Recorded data
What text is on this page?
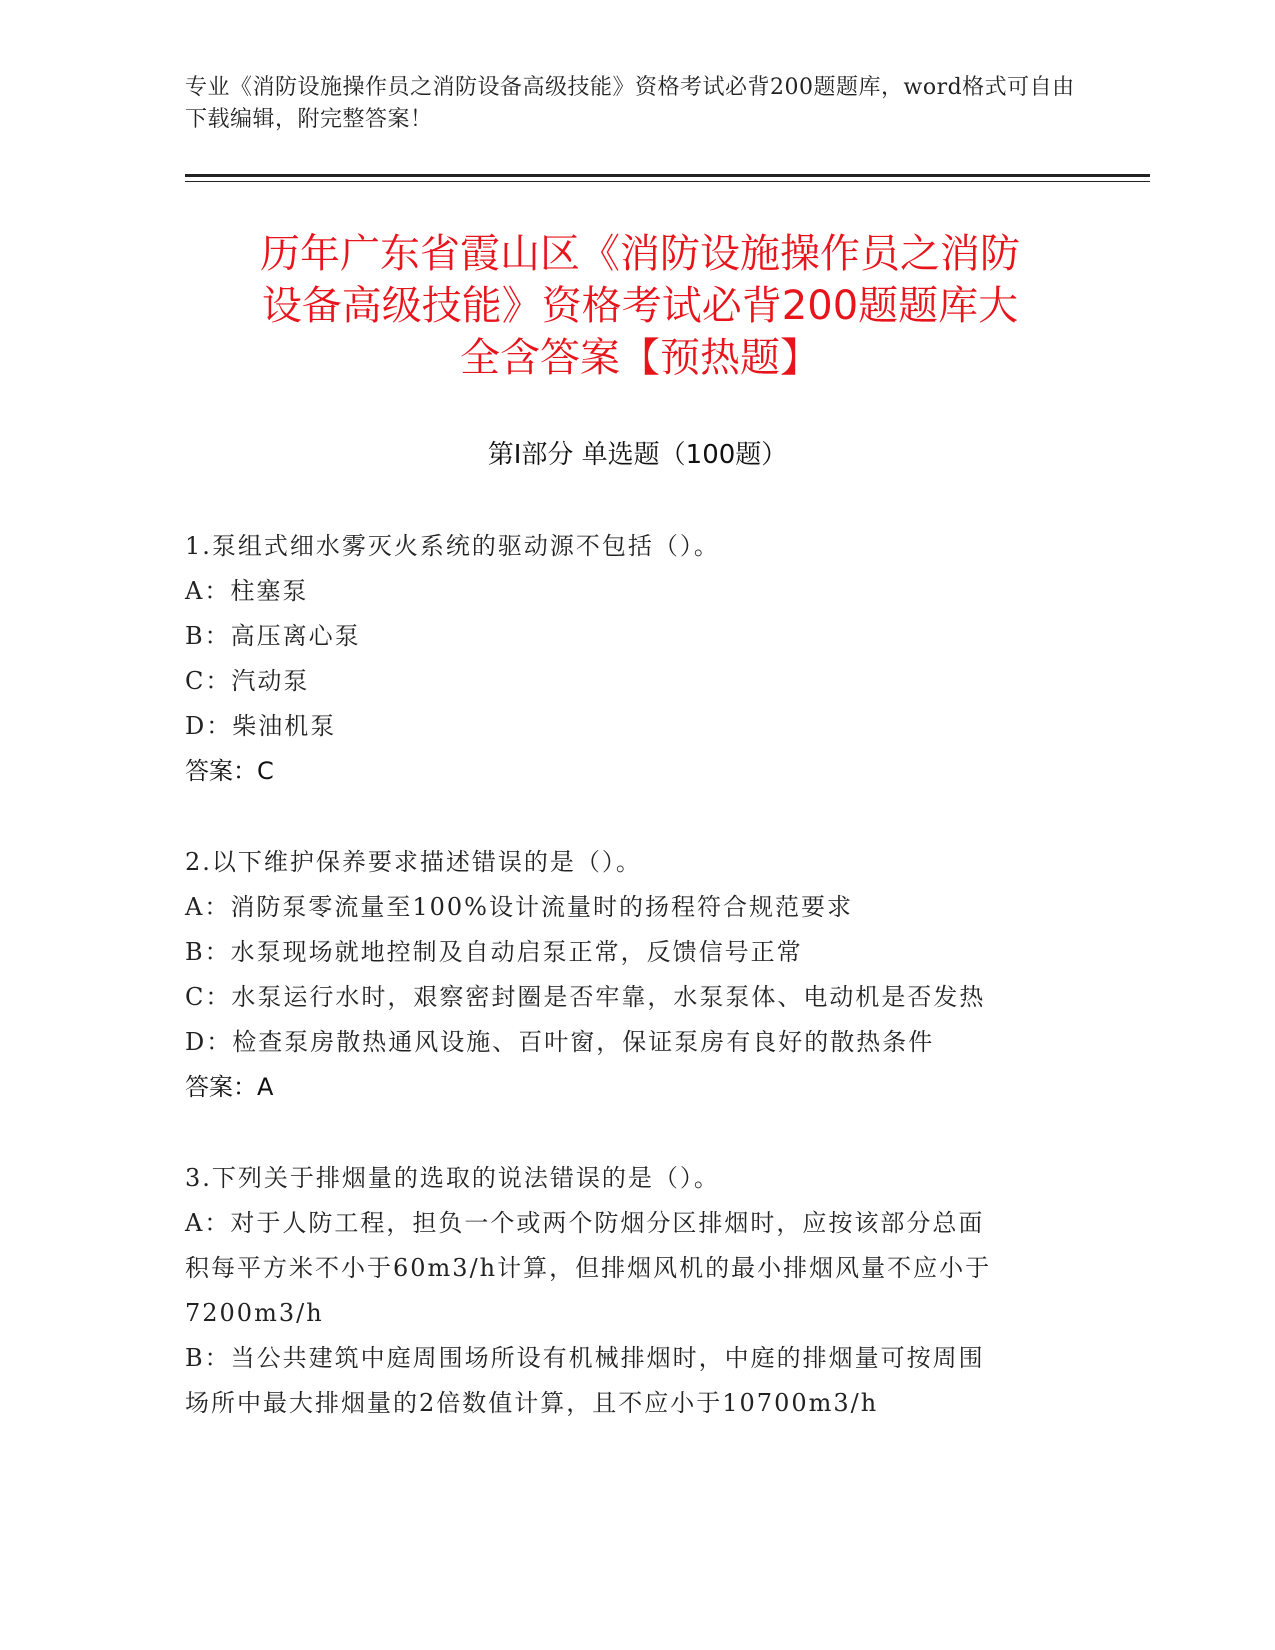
专业《消防设施操作员之消防设备高级技能》资格考试必背200题题库，word格式可自由下载编辑，附完整答案！
历年广东省霞山区《消防设施操作员之消防
设备高级技能》资格考试必背200题题库大
全含答案【预热题】
第Ⅰ部分 单选题（100题）
1.泵组式细水雾灭火系统的驱动源不包括（）。
A：柱塞泵
B：高压离心泵
C：汽动泵
D：柴油机泵
答案：C
2.以下维护保养要求描述错误的是（）。
A：消防泵零流量至100%设计流量时的扬程符合规范要求
B：水泵现场就地控制及自动启泵正常，反馈信号正常
C：水泵运行水时，艰察密封圈是否牢靠，水泵泵体、电动机是否发热
D：检查泵房散热通风设施、百叶窗，保证泵房有良好的散热条件
答案：A
3.下列关于排烟量的选取的说法错误的是（）。
A：对于人防工程，担负一个或两个防烟分区排烟时，应按该部分总面
积每平方米不小于60m3/h计算，但排烟风机的最小排烟风量不应小于
7200m3/h
B：当公共建筑中庭周围场所设有机械排烟时，中庭的排烟量可按周围
场所中最大排烟量的2倍数值计算，且不应小于10700m3/h
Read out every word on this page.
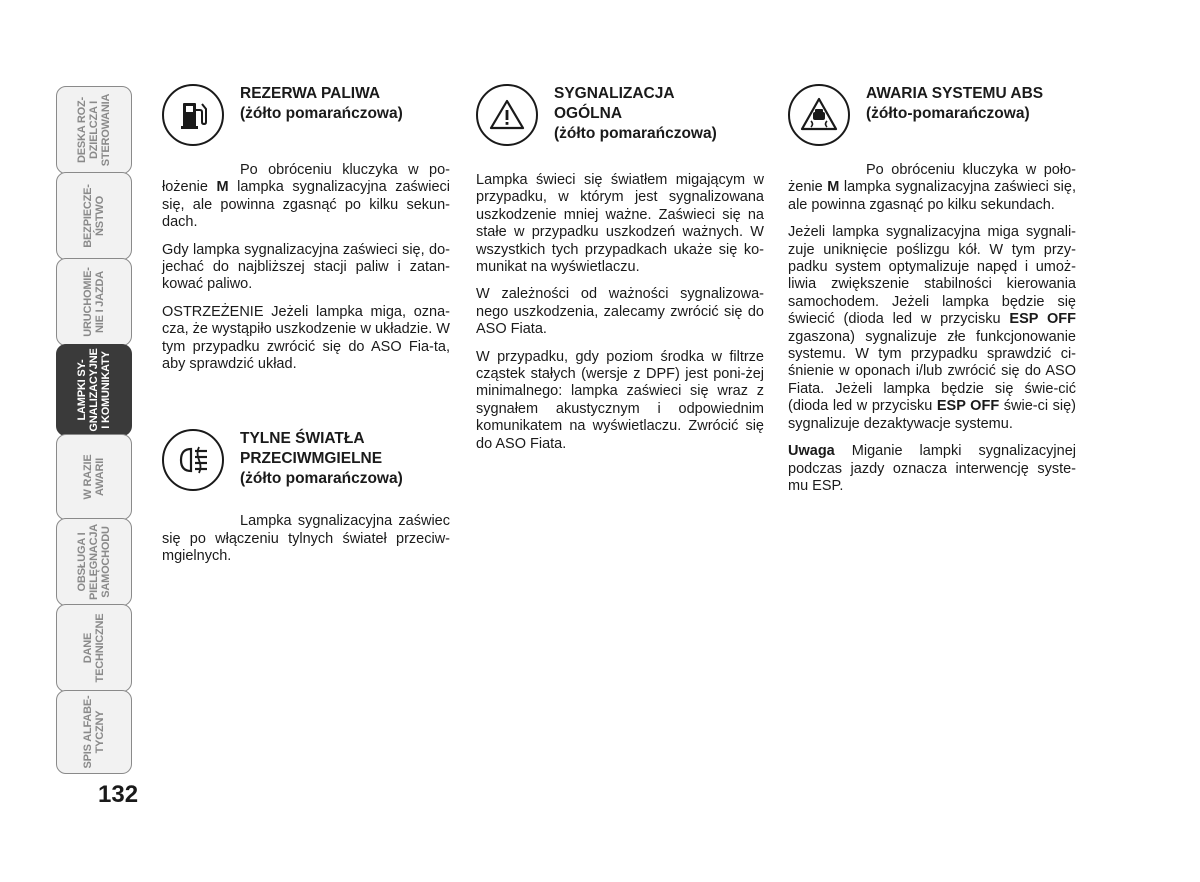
DESKA ROZ-
DZIELCZA I
STEROWANIA
BEZPIECZE-
ŃSTWO
URUCHOMIE-
NIE I JAZDA
LAMPKI SY-
GNALIZACYJNE
I KOMUNIKATY
W RAZIE
AWARII
OBSŁUGA I
PIELĘGNACJA
SAMOCHODU
DANE
TECHNICZNE
SPIS ALFABE-
TYCZNY
132
REZERWA PALIWA
(żółto pomarańczowa)

Po obróceniu kluczyka w po-łożenie M lampka sygnalizacyjna zaświeci się, ale powinna zgasnąć po kilku sekun-dach.

Gdy lampka sygnalizacyjna zaświeci się, do-jechać do najbliższej stacji paliw i zatan-kować paliwo.

OSTRZEŻENIE Jeżeli lampka miga, ozna-cza, że wystąpiło uszkodzenie w układzie. W tym przypadku zwrócić się do ASO Fia-ta, aby sprawdzić układ.

TYLNE ŚWIATŁA
PRZECIWMGIELNE
(żółto pomarańczowa)

Lampka sygnalizacyjna zaświec się po włączeniu tylnych świateł przeciw-mgielnych.

SYGNALIZACJA
OGÓLNA
(żółto pomarańczowa)

Lampka świeci się światłem migającym w przypadku, w którym jest sygnalizowana uszkodzenie mniej ważne. Zaświeci się na stałe w przypadku uszkodzeń ważnych. W wszystkich tych przypadkach ukaże się ko-munikat na wyświetlaczu.

W zależności od ważności sygnalizowa-nego uszkodzenia, zalecamy zwrócić się do ASO Fiata.

W przypadku, gdy poziom środka w filtrze cząstek stałych (wersje z DPF) jest poni-żej minimalnego: lampka zaświeci się wraz z sygnałem akustycznym i odpowiednim komunikatem na wyświetlaczu. Zwrócić się do ASO Fiata.

AWARIA SYSTEMU ABS
(żółto-pomarańczowa)

Po obróceniu kluczyka w poło-żenie M lampka sygnalizacyjna zaświeci się, ale powinna zgasnąć po kilku sekundach.

Jeżeli lampka sygnalizacyjna miga sygnali-zuje uniknięcie poślizgu kół. W tym przy-padku system optymalizuje napęd i umoż-liwia zwiększenie stabilności kierowania samochodem. Jeżeli lampka będzie się świecić (dioda led w przycisku ESP OFF zgaszona) sygnalizuje złe funkcjonowanie systemu. W tym przypadku sprawdzić ci-śnienie w oponach i/lub zwrócić się do ASO Fiata. Jeżeli lampka będzie się świe-cić (dioda led w przycisku ESP OFF świe-ci się) sygnalizuje dezaktywacje systemu.

Uwaga Miganie lampki sygnalizacyjnej podczas jazdy oznacza interwencję syste-mu ESP.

* _Problem details_: In the material above, show every line where the word "powinna" turns up.

* _Result_:
Po obróceniu kluczyka w po-łożenie M lampka sygnalizacyjna zaświeci się, ale powinna zgasnąć po kilku sekun-dach.
Po obróceniu kluczyka w poło-żenie M lampka sygnalizacyjna zaświeci się, ale powinna zgasnąć po kilku sekundach.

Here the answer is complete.